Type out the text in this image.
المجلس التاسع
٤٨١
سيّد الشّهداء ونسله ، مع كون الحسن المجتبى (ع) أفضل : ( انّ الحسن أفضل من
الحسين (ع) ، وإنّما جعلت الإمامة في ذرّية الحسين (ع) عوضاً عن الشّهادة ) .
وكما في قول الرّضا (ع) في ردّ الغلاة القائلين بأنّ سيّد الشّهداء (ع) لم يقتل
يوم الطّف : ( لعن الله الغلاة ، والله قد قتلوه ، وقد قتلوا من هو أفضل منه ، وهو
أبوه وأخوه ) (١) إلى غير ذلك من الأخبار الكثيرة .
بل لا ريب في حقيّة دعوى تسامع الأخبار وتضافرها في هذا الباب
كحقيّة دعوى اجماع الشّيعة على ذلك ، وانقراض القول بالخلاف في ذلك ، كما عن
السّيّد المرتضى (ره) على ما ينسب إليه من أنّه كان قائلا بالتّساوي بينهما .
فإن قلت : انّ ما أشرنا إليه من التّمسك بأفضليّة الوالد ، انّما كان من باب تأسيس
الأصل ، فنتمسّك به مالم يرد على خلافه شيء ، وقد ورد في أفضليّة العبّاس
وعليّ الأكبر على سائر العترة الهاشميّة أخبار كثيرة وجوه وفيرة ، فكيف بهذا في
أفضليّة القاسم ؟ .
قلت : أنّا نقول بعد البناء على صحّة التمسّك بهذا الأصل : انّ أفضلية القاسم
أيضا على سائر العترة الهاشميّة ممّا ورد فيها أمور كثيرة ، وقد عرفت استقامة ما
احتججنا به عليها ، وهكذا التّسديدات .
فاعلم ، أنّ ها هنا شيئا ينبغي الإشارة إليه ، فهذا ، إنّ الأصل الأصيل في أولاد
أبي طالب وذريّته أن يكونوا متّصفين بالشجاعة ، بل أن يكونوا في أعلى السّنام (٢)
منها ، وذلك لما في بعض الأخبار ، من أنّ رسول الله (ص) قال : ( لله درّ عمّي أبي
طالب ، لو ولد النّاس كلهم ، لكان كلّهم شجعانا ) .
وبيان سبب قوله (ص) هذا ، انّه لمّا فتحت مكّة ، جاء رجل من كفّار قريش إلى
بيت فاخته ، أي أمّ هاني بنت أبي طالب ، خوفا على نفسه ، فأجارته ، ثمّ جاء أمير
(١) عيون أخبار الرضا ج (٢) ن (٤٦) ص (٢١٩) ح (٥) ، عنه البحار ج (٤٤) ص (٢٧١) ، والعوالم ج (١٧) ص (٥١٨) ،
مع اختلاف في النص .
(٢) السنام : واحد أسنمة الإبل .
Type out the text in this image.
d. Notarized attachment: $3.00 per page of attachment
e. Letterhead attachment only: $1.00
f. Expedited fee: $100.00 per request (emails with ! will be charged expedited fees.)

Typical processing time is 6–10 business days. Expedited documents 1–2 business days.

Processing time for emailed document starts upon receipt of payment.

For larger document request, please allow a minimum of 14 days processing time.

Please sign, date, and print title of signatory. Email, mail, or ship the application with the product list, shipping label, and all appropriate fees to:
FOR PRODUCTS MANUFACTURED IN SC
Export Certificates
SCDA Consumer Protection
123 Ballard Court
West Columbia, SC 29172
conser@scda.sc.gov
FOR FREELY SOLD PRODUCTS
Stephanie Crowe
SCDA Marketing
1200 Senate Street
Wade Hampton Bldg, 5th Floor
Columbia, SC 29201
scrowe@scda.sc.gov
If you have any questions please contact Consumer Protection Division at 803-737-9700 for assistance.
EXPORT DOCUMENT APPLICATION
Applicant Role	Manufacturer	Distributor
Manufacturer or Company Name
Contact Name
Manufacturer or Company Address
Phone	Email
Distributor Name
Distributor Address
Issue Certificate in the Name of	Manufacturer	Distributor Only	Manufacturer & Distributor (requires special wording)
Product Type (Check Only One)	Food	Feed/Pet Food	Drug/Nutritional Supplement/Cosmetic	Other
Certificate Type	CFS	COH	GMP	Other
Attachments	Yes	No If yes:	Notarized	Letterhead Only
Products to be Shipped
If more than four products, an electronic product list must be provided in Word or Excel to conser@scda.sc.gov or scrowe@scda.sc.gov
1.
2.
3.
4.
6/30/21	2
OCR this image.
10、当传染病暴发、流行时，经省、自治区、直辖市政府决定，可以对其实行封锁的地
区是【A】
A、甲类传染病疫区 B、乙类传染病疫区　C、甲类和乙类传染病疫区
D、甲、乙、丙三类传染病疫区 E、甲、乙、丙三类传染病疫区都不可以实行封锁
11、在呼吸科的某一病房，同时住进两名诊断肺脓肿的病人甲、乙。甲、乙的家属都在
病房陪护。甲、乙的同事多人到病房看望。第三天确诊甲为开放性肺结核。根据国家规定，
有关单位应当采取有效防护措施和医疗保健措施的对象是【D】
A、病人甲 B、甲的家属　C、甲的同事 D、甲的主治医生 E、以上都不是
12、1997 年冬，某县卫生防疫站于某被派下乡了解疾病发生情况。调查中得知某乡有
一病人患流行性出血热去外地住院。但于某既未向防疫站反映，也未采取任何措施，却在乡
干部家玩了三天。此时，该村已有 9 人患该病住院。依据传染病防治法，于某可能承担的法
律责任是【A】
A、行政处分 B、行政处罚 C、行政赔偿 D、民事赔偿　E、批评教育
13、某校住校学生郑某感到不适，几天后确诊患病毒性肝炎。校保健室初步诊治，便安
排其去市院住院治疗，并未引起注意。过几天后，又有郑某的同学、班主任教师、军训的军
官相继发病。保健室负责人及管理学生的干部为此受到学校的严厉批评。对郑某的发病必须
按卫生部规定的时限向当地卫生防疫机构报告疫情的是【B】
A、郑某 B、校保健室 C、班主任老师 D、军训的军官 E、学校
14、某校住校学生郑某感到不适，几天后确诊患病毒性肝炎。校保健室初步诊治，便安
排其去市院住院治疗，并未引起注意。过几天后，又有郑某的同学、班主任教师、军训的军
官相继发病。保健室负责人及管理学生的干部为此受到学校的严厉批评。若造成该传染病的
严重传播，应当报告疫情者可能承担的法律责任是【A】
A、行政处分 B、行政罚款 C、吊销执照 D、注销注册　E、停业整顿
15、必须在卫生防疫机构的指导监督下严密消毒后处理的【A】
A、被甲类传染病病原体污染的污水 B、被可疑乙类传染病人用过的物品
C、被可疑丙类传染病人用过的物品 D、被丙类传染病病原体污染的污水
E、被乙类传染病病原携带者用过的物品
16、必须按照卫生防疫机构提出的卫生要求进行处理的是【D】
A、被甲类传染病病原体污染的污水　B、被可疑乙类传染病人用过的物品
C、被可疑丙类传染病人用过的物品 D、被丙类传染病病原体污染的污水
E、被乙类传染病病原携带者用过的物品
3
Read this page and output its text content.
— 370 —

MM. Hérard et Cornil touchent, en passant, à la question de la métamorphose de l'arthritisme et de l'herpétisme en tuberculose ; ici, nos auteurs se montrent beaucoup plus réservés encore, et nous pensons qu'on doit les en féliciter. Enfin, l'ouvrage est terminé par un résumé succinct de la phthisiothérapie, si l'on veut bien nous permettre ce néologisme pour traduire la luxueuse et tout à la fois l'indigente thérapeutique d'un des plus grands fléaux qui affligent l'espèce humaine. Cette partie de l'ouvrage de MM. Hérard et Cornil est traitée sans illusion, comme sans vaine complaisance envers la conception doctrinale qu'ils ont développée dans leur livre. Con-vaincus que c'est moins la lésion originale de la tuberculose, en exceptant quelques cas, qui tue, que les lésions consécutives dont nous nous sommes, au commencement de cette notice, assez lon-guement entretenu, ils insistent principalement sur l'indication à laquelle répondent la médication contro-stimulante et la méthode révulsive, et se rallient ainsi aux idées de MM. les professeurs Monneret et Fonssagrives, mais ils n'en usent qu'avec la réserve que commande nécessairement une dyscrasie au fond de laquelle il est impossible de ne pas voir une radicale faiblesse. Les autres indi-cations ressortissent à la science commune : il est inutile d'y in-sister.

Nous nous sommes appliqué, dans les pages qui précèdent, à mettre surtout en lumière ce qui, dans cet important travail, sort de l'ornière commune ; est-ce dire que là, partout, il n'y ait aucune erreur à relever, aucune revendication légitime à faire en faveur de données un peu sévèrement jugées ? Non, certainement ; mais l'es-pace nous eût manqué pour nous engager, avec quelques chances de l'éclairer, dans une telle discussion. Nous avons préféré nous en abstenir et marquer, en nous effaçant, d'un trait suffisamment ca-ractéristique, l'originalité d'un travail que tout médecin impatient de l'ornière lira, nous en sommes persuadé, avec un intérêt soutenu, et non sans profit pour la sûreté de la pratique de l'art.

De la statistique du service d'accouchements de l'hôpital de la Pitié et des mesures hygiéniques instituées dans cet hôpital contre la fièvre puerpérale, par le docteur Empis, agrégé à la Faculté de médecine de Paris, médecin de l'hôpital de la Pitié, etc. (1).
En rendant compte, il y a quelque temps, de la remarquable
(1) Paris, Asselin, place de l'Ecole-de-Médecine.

—————

→ **AIM OF THE EXERCISE**
Collect the lines that hold "إليه".

→ **PROBLEM SOLUTION**
السّيّد المرتضى (ره) على ما ينسب إليه من أنّه كان قائلا بالتّساوي بينهما .
فإن قلت : انّ ما أشرنا إليه من التّمسك بأفضليّة الوالد ، انّما كان من باب تأسيس
فاعلم ، أنّ ها هنا شيئا ينبغي الإشارة إليه ، فهذا ، إنّ الأصل الأصيل في أولاد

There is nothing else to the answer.